**GIVEN REQUEST:** Repeat each entry as written, dropping any picture you find.

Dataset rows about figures
========================
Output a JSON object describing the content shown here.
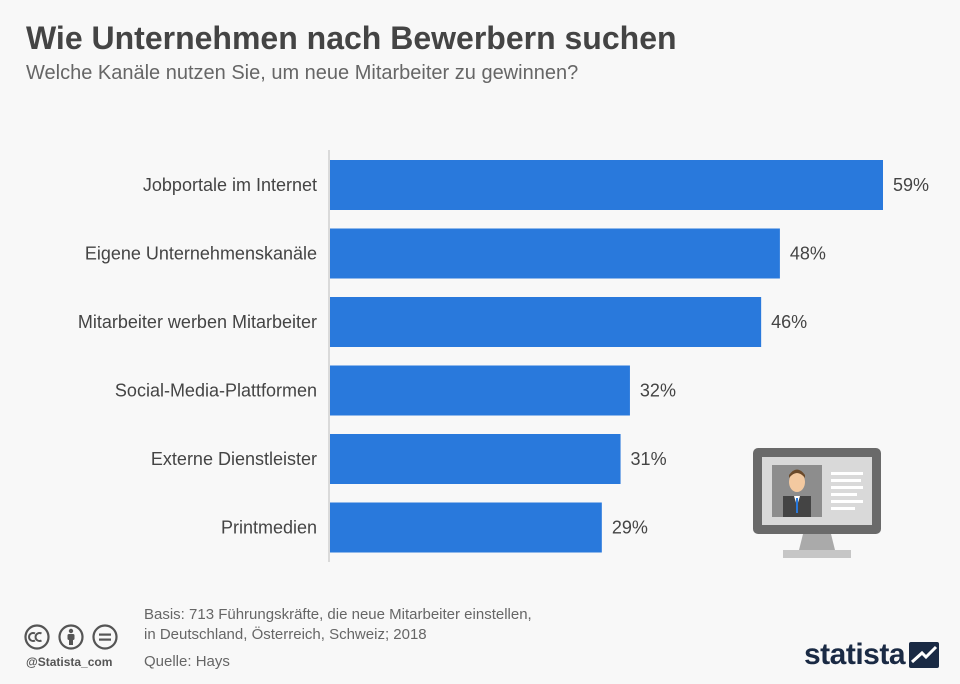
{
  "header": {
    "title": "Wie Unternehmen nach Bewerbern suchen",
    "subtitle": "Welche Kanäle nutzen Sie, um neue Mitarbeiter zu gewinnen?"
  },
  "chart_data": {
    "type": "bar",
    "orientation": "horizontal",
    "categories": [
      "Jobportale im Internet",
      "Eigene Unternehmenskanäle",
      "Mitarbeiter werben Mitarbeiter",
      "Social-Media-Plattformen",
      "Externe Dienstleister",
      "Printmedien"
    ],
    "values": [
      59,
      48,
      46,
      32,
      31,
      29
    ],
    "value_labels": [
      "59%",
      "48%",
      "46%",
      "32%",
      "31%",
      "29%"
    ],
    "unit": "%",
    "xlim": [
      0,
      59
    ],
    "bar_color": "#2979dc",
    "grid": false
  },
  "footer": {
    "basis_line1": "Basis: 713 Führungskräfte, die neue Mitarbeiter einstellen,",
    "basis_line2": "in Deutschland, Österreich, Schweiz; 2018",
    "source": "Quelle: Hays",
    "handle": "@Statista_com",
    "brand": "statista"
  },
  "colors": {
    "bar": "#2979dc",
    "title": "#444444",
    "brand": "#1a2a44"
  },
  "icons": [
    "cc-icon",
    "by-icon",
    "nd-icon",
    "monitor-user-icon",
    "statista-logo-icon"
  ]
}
========================
**SOLUTION TO THE EXERCISE:**
Output a JSON object describing the content shown here.
{
  "header": {
    "title": "Wie Unternehmen nach Bewerbern suchen",
    "subtitle": "Welche Kanäle nutzen Sie, um neue Mitarbeiter zu gewinnen?"
  },
  "chart_data": {
    "type": "bar",
    "orientation": "horizontal",
    "categories": [
      "Jobportale im Internet",
      "Eigene Unternehmenskanäle",
      "Mitarbeiter werben Mitarbeiter",
      "Social-Media-Plattformen",
      "Externe Dienstleister",
      "Printmedien"
    ],
    "values": [
      59,
      48,
      46,
      32,
      31,
      29
    ],
    "value_labels": [
      "59%",
      "48%",
      "46%",
      "32%",
      "31%",
      "29%"
    ],
    "unit": "%",
    "xlim": [
      0,
      59
    ],
    "bar_color": "#2979dc",
    "grid": false
  },
  "footer": {
    "basis_line1": "Basis: 713 Führungskräfte, die neue Mitarbeiter einstellen,",
    "basis_line2": "in Deutschland, Österreich, Schweiz; 2018",
    "source": "Quelle: Hays",
    "handle": "@Statista_com",
    "brand": "statista"
  },
  "colors": {
    "bar": "#2979dc",
    "title": "#444444",
    "brand": "#1a2a44"
  },
  "icons": [
    "cc-icon",
    "by-icon",
    "nd-icon",
    "monitor-user-icon",
    "statista-logo-icon"
  ]
}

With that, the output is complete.